▶ [WHAT THIS TASK INVOLVES] Starting with the line that includes "What data was", write out every remaining line of the records below exactly as it appears, leaving out any images.

▶ [PROVIDED DATA]
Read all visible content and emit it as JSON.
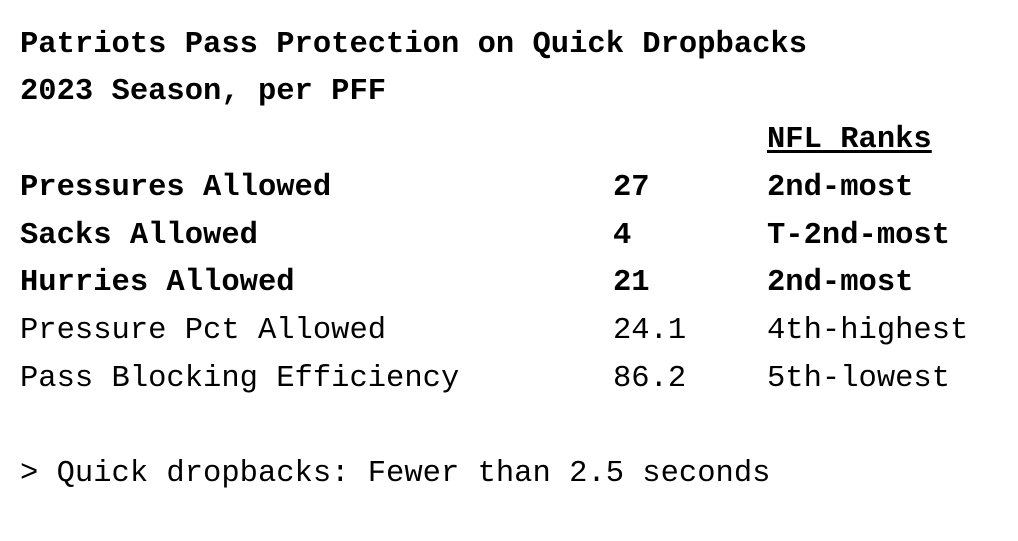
{
  "title": {
    "line1": "Patriots Pass Protection on Quick Dropbacks",
    "line2": "2023 Season, per PFF"
  },
  "table": {
    "ranks_header": "NFL Ranks",
    "rows": [
      {
        "metric": "Pressures Allowed",
        "value": "27",
        "rank": "2nd-most",
        "bold": true
      },
      {
        "metric": "Sacks Allowed",
        "value": "4",
        "rank": "T-2nd-most",
        "bold": true
      },
      {
        "metric": "Hurries Allowed",
        "value": "21",
        "rank": "2nd-most",
        "bold": true
      },
      {
        "metric": "Pressure Pct Allowed",
        "value": "24.1",
        "rank": "4th-highest",
        "bold": false
      },
      {
        "metric": "Pass Blocking Efficiency",
        "value": "86.2",
        "rank": "5th-lowest",
        "bold": false
      }
    ]
  },
  "footnote": "> Quick dropbacks: Fewer than 2.5 seconds"
}
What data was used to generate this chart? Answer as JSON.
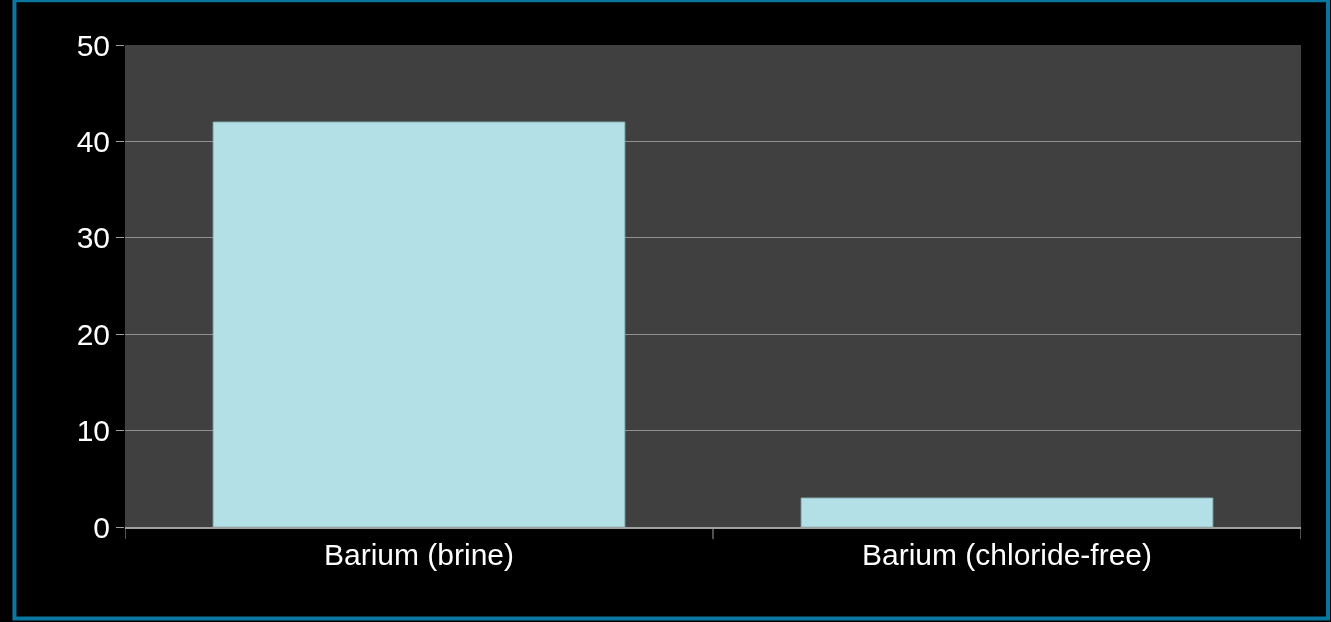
{
  "chart_data": {
    "type": "bar",
    "categories": [
      "Barium (brine)",
      "Barium (chloride-free)"
    ],
    "values": [
      42,
      3
    ],
    "color": "#b3e0e6",
    "ylim": [
      0,
      50
    ],
    "yticks": [
      0,
      10,
      20,
      30,
      40,
      50
    ],
    "grid": "y"
  }
}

▶ [RESPONSE]
What data was used to generate this chart? Answer as JSON.
{
  "chart_data": {
    "type": "bar",
    "categories": [
      "Barium (brine)",
      "Barium (chloride-free)"
    ],
    "values": [
      42,
      3
    ],
    "color": "#b3e0e6",
    "ylim": [
      0,
      50
    ],
    "yticks": [
      0,
      10,
      20,
      30,
      40,
      50
    ],
    "grid": "y"
  }
}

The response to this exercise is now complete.